** begin RECORDS SHOWN **

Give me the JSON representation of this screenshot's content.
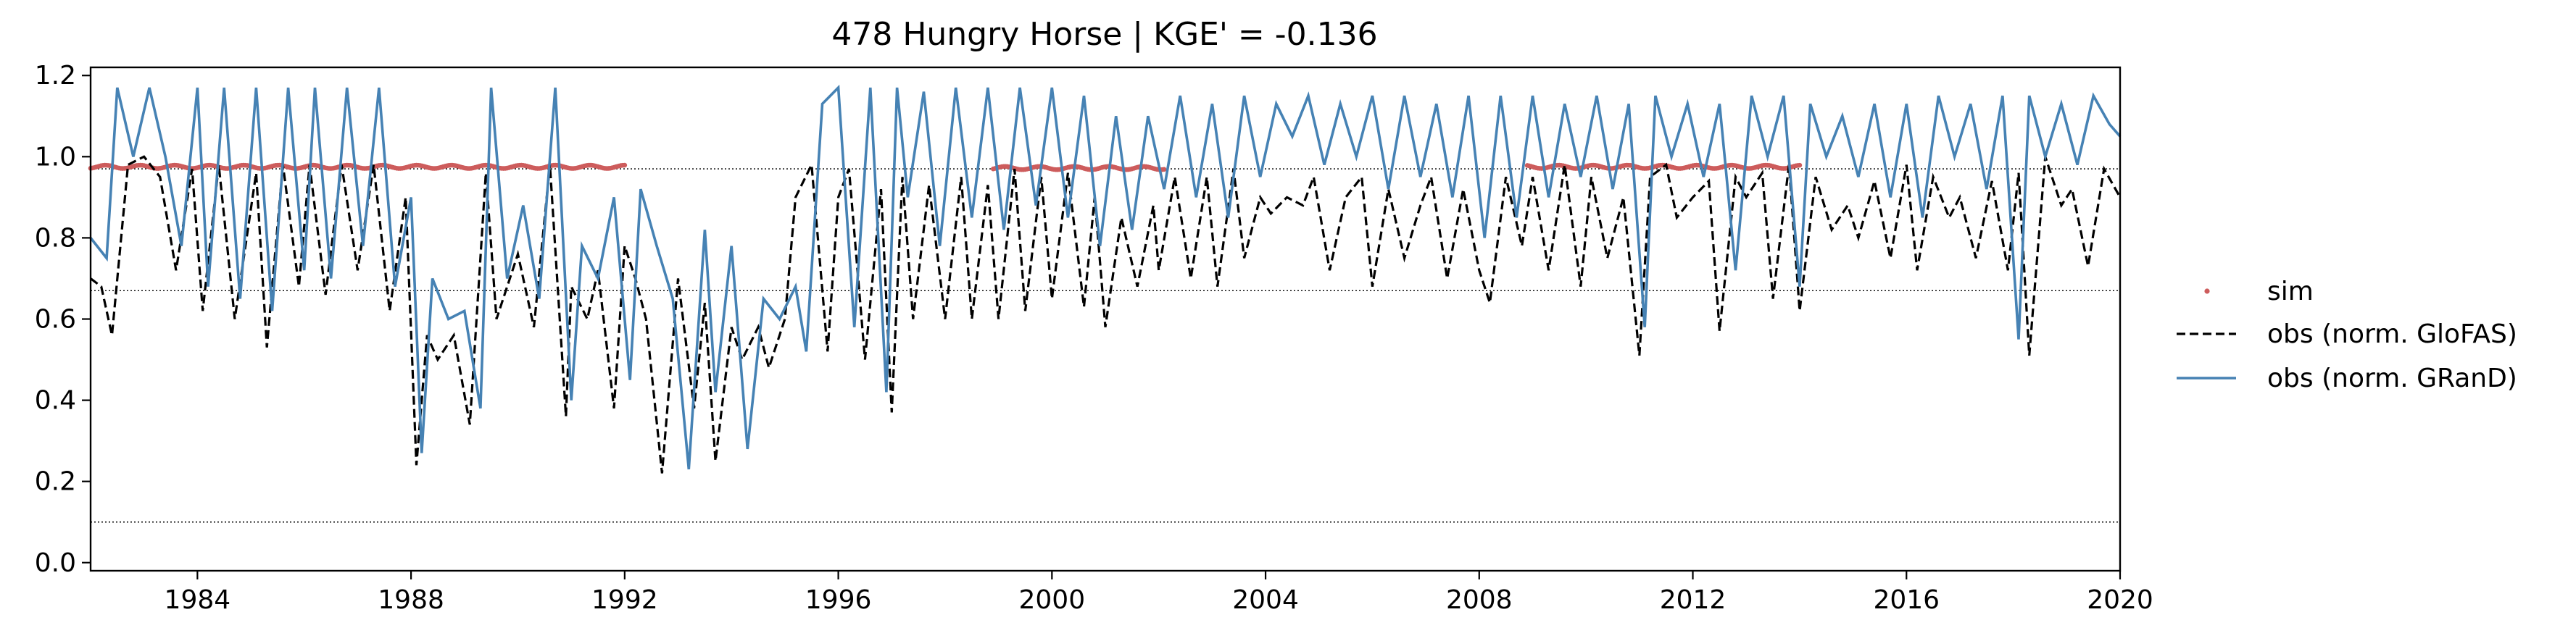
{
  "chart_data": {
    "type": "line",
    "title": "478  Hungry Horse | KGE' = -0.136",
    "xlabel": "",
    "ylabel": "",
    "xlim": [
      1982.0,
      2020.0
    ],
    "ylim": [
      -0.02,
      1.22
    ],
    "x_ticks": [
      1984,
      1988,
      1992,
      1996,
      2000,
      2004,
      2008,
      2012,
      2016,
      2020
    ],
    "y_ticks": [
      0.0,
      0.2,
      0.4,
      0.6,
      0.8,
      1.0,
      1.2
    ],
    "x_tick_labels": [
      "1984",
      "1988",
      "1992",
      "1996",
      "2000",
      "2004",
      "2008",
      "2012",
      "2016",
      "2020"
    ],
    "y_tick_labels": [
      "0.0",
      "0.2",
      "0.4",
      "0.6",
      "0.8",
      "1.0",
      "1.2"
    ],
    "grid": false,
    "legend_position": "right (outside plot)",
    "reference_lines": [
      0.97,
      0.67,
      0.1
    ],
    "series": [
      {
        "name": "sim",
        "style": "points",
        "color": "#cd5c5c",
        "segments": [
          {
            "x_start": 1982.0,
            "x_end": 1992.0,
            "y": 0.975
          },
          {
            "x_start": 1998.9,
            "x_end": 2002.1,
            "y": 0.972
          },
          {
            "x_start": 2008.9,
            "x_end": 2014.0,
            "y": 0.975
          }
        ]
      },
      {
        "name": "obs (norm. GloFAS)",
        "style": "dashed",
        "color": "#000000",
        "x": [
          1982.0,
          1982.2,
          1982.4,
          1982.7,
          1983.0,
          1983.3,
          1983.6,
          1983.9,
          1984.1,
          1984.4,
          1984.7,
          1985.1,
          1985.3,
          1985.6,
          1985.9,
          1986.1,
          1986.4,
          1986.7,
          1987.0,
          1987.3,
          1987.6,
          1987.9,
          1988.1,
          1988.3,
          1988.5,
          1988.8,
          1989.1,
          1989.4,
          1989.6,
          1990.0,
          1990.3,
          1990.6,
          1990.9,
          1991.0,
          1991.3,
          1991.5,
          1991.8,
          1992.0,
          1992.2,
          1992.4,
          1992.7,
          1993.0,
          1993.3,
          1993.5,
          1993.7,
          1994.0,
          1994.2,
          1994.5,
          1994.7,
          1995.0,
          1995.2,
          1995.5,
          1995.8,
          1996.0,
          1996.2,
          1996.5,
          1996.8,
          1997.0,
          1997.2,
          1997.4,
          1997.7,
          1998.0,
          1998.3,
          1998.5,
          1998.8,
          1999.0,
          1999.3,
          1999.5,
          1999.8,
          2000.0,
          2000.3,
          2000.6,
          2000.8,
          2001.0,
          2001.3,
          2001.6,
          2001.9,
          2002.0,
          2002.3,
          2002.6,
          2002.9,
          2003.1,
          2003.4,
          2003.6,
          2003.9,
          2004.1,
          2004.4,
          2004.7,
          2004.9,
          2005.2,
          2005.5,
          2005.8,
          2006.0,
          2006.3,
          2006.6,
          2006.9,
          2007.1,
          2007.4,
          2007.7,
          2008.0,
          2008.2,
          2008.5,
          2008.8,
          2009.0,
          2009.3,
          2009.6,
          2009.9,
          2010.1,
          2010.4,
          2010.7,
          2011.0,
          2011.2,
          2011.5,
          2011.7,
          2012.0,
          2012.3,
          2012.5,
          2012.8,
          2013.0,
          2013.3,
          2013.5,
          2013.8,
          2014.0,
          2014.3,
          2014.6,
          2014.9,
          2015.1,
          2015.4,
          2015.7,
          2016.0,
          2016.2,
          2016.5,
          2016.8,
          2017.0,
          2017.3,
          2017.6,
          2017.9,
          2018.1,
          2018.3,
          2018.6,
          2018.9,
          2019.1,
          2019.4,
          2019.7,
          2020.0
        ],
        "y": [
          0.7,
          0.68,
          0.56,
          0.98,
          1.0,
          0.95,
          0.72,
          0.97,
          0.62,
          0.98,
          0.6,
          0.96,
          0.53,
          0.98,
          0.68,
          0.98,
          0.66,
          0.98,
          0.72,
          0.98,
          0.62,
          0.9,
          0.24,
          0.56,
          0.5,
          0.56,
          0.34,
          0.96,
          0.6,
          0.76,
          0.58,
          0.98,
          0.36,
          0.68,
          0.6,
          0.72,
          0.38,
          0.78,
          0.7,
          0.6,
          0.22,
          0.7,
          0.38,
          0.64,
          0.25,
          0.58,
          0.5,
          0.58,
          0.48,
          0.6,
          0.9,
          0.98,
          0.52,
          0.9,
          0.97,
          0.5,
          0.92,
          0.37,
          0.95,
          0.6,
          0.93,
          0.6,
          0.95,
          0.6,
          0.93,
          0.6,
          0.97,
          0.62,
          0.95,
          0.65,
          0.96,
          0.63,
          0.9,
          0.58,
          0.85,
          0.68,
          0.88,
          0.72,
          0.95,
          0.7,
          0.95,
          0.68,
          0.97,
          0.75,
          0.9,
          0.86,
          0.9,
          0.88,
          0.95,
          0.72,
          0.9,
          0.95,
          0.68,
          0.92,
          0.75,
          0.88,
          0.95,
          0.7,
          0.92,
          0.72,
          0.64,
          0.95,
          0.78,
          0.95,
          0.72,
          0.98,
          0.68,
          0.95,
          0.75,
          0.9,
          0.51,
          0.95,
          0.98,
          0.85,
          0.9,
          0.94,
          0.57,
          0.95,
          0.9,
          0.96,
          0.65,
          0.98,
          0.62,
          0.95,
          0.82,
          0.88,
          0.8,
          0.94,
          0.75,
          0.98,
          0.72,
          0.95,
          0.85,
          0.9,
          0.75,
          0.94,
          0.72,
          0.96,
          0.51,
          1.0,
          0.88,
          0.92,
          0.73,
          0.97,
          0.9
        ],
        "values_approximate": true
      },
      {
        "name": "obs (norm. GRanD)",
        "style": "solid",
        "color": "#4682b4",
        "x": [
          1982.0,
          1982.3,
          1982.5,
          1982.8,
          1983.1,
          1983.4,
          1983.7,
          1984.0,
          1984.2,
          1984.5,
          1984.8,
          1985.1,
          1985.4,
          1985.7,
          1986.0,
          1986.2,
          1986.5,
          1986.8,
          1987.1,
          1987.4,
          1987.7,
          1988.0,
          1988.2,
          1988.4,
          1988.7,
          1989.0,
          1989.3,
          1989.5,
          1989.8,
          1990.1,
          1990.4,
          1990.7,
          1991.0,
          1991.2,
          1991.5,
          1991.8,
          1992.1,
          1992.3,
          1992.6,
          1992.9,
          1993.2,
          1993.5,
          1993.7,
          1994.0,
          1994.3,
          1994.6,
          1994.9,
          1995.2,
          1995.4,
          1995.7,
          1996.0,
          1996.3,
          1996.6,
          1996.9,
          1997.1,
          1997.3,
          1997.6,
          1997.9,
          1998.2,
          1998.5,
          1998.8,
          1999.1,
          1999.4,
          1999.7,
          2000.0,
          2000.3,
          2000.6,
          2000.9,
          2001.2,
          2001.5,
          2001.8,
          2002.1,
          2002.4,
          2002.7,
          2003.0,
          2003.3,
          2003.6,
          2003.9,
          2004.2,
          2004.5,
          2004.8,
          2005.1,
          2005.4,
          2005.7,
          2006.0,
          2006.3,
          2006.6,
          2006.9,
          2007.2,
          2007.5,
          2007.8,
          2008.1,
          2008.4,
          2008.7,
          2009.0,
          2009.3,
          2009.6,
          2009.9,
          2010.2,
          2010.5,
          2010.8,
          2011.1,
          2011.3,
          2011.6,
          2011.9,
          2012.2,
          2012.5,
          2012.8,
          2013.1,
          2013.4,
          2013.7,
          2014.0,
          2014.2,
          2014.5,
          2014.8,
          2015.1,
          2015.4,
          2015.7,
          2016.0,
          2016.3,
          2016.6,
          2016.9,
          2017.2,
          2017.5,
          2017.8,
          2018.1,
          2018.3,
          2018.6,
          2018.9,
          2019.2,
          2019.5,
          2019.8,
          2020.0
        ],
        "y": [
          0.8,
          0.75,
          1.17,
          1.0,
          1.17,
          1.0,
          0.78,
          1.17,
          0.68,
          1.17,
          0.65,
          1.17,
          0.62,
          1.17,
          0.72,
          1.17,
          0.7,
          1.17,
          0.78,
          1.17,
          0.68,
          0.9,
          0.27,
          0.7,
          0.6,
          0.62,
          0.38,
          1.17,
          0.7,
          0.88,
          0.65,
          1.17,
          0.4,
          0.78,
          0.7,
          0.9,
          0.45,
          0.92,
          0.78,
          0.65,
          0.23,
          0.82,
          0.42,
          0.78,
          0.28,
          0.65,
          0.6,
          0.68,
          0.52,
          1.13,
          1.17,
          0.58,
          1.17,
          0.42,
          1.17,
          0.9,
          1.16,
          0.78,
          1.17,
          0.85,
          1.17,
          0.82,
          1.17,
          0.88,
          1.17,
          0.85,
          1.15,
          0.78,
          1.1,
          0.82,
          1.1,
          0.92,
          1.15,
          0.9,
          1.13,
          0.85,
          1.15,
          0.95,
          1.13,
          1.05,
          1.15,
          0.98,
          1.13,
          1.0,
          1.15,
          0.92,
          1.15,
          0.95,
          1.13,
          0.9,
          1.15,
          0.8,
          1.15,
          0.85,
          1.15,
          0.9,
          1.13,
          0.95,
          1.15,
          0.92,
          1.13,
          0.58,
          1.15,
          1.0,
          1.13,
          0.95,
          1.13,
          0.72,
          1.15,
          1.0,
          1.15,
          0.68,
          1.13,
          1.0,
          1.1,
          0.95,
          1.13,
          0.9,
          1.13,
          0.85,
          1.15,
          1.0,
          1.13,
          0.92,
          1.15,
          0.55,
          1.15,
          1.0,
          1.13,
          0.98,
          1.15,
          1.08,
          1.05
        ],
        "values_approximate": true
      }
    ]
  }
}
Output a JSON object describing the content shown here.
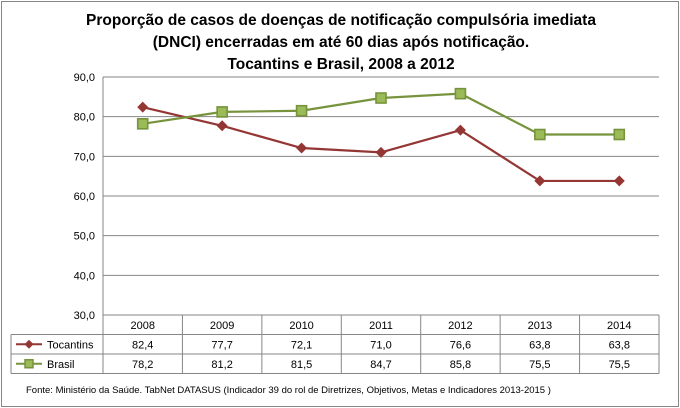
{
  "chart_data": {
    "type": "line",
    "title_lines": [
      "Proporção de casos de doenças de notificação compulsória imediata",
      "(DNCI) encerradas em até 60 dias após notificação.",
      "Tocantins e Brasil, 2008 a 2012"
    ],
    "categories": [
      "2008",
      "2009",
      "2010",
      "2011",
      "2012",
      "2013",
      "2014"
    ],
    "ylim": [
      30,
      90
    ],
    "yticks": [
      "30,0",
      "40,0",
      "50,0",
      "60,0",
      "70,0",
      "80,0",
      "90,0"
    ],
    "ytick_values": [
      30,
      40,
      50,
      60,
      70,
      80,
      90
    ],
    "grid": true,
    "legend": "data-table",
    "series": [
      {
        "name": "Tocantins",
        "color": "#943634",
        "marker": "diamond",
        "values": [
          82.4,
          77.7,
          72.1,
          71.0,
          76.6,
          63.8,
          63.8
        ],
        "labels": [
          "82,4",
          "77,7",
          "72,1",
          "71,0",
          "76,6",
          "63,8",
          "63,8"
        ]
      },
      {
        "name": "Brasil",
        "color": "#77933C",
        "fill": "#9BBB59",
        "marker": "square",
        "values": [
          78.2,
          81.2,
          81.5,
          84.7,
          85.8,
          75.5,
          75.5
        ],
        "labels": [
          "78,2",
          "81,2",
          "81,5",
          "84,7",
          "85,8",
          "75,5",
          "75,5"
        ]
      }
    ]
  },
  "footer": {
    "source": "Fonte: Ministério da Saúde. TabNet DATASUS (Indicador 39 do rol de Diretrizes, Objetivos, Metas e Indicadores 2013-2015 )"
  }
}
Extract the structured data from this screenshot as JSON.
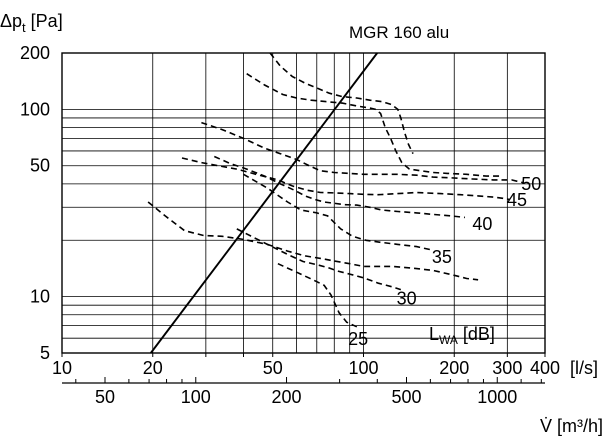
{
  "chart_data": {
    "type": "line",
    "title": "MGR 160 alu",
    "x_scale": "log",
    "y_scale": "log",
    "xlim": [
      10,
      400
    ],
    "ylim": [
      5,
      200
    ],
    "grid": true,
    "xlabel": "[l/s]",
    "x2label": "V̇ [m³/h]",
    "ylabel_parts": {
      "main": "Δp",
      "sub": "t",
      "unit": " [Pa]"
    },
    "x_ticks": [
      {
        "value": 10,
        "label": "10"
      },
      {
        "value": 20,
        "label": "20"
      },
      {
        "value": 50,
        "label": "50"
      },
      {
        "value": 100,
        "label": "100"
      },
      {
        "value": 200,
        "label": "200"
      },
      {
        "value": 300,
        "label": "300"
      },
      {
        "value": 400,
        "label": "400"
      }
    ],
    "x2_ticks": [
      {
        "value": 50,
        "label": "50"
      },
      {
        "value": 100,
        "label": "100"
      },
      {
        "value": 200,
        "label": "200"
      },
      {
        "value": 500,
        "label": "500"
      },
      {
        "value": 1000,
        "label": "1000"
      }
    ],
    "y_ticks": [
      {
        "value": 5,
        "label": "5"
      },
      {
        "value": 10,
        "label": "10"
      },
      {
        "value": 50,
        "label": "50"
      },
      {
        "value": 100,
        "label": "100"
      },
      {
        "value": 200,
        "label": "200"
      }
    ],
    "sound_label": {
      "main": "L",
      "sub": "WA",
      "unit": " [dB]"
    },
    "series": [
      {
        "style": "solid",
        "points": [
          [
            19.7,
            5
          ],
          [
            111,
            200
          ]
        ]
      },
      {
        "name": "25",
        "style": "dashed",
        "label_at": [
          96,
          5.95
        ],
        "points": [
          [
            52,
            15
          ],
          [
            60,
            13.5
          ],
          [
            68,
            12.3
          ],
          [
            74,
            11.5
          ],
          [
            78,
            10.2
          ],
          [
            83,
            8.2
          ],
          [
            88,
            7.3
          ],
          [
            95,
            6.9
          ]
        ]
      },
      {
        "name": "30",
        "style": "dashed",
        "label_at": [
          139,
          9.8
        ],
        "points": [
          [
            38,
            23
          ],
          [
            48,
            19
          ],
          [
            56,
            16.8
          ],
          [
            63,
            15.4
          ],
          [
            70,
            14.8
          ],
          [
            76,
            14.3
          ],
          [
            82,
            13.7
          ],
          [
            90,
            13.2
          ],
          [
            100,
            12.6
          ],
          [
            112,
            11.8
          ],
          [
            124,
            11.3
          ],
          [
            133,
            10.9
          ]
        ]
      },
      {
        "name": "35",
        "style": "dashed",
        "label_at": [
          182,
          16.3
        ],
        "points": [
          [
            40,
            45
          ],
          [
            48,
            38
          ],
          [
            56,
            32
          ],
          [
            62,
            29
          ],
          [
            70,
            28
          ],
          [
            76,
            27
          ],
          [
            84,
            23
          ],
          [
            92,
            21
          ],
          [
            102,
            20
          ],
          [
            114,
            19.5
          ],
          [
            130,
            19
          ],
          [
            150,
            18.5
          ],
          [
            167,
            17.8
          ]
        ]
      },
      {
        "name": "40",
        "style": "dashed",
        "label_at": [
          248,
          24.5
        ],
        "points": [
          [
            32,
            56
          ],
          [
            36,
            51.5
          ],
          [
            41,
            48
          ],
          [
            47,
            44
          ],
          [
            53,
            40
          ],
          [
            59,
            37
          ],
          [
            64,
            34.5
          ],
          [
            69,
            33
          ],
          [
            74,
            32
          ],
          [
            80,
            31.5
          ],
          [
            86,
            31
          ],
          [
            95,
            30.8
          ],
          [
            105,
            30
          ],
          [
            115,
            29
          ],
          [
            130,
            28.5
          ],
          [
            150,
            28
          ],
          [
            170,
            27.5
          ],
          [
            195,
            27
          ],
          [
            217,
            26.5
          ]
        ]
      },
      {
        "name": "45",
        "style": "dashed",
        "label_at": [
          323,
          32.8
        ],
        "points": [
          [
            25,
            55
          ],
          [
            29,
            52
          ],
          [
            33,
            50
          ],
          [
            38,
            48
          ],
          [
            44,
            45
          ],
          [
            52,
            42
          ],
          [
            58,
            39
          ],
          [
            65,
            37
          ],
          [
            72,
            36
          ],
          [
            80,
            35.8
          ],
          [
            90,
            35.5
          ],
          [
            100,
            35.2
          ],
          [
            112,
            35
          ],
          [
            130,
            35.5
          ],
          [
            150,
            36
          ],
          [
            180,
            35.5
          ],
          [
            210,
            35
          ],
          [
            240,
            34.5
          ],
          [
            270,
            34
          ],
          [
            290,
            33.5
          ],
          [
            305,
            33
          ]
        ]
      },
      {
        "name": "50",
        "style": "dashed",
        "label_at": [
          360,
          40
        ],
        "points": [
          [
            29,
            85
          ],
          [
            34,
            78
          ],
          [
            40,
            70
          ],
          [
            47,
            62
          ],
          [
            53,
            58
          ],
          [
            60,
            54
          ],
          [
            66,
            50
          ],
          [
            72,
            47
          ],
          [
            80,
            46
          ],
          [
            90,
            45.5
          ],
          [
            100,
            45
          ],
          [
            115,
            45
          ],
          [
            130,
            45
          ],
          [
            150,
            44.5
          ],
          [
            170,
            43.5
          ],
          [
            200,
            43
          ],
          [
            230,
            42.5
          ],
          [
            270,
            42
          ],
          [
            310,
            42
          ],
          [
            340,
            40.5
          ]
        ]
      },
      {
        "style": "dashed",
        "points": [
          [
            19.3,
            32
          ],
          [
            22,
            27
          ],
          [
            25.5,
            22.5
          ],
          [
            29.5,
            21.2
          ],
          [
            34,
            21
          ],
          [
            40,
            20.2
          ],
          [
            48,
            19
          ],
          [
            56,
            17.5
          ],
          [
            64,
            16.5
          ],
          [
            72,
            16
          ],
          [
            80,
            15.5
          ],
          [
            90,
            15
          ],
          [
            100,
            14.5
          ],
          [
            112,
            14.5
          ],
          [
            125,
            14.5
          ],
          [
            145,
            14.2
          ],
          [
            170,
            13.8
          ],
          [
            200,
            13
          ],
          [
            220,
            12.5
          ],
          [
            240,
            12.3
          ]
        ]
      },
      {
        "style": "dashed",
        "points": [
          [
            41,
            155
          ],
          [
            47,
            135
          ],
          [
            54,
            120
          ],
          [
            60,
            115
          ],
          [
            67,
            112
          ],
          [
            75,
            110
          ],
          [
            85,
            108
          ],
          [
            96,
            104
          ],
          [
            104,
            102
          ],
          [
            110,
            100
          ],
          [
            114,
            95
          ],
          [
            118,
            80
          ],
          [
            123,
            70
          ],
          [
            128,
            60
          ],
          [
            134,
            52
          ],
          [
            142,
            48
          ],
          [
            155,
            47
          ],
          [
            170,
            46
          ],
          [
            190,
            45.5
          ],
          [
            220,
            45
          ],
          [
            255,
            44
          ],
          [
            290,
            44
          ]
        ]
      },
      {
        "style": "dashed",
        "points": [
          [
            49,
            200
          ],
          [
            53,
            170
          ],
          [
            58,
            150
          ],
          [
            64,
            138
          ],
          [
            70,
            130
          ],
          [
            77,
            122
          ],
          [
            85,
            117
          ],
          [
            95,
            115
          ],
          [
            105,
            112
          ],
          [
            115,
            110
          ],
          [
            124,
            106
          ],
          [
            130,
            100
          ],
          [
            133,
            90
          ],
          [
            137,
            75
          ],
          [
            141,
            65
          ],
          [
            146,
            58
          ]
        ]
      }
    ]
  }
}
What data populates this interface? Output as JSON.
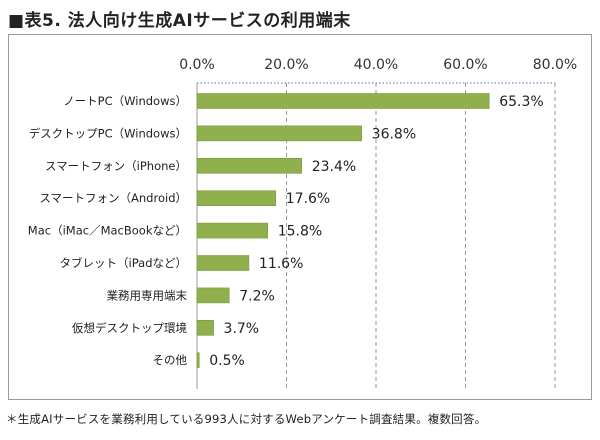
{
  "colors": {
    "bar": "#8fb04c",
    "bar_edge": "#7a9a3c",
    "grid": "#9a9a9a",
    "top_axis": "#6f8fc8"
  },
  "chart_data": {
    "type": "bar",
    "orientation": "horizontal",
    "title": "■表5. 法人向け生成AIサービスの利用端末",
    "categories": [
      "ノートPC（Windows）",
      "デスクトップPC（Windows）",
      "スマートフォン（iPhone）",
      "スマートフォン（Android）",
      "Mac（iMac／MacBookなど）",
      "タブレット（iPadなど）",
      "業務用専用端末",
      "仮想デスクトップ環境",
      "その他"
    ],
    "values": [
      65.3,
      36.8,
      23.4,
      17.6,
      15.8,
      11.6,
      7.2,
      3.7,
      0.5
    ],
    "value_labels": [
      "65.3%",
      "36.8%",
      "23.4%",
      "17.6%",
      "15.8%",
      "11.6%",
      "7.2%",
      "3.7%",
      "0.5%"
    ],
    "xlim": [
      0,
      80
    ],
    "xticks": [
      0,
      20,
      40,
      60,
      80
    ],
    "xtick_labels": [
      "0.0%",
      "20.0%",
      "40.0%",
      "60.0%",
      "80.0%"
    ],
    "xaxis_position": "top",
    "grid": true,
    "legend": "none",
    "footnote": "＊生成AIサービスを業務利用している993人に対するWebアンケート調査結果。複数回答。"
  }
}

** end RECORDS SHOWN **

Show every line in the records above that contains the word "Output".

**EXERCISE RESPONSE:**
Output a JSON object describing the content shown here.
What data populates this interface? Output as JSON.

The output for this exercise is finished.